> What you are asked to do: Reproduce each line bearing the word "الحوت".

> Records supplied:
────────────────────────────────────────
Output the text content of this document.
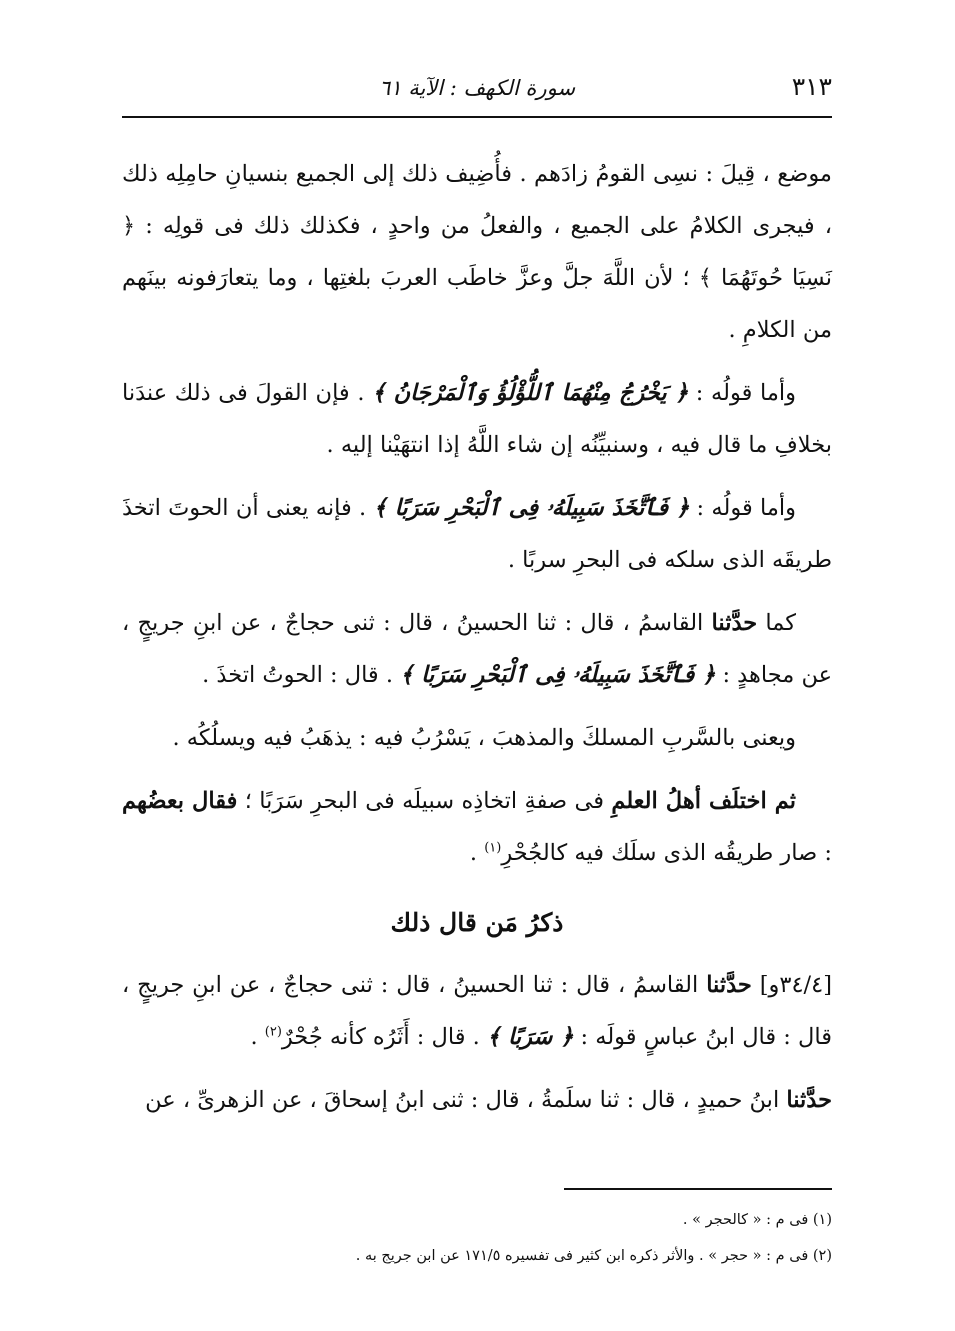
٣١٣
سورة الكهف : الآية ٦١

موضع ، قِيلَ : نسِى القومُ زادَهم . فأُضِيف ذلك إلى الجميع بنسيانِ حامِلِه ذلك ، فيجرى الكلامُ على الجميع ، والفعلُ من واحدٍ ، فكذلك ذلك فى قولِه : ﴿ نَسِيَا حُوتَهُمَا ﴾ ؛ لأن اللَّهَ جلَّ وعزَّ خاطَب العربَ بلغتِها ، وما يتعارَفونه بينَهم من الكلامِ .

وأما قولُه : ﴿ يَخْرُجُ مِنْهُمَا ٱللُّؤْلُؤُ وَٱلْمَرْجَانُ ﴾ . فإن القولَ فى ذلك عندَنا بخلافِ ما قال فيه ، وسنبيِّنُه إن شاء اللَّهُ إذا انتهَيْنا إليه .

وأما قولُه : ﴿ فَٱتَّخَذَ سَبِيلَهُۥ فِى ٱلْبَحْرِ سَرَبًا ﴾ . فإنه يعنى أن الحوتَ اتخذَ طريقَه الذى سلكه فى البحرِ سربًا .

كما حدَّثنا القاسمُ ، قال : ثنا الحسينُ ، قال : ثنى حجاجٌ ، عن ابنِ جريجٍ ، عن مجاهدٍ : ﴿ فَٱتَّخَذَ سَبِيلَهُۥ فِى ٱلْبَحْرِ سَرَبًا ﴾ . قال : الحوتُ اتخذَ .

ويعنى بالسَّربِ المسلكَ والمذهبَ ، يَسْرُبُ فيه : يذهَبُ فيه ويسلُكُه .

ثم اختلَف أهلُ العلمِ فى صفةِ اتخاذِه سبيلَه فى البحرِ سَرَبًا ؛ فقال بعضُهم : صار طريقُه الذى سلَك فيه كالجُحْرِ$^{(١)}$ .

ذكرُ مَن قال ذلك

[٣٤/٤و] حدَّثنا القاسمُ ، قال : ثنا الحسينُ ، قال : ثنى حجاجٌ ، عن ابنِ جريجٍ ، قال : قال ابنُ عباسٍ قولَه : ﴿ سَرَبًا ﴾ . قال : أَثَرُه كأنه جُحْرٌ$^{(٢)}$ .

حدَّثنا ابنُ حميدٍ ، قال : ثنا سلَمةُ ، قال : ثنى ابنُ إسحاقَ ، عن الزهرىِّ ، عن

(١) فى م : « كالحجر » .

(٢) فى م : « حجر » . والأثر ذكره ابن كثير فى تفسيره ١٧١/٥ عن ابن جريج به .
────────────────────────────────────────
> Task solution:
وأما قولُه : ﴿ فَٱتَّخَذَ سَبِيلَهُۥ فِى ٱلْبَحْرِ سَرَبًا ﴾ . فإنه يعنى أن الحوتَ اتخذَ طريقَه الذى سلكه فى البحرِ سربًا .
كما حدَّثنا القاسمُ ، قال : ثنا الحسينُ ، قال : ثنى حجاجٌ ، عن ابنِ جريجٍ ، عن مجاهدٍ : ﴿ فَٱتَّخَذَ سَبِيلَهُۥ فِى ٱلْبَحْرِ سَرَبًا ﴾ . قال : الحوتُ اتخذَ .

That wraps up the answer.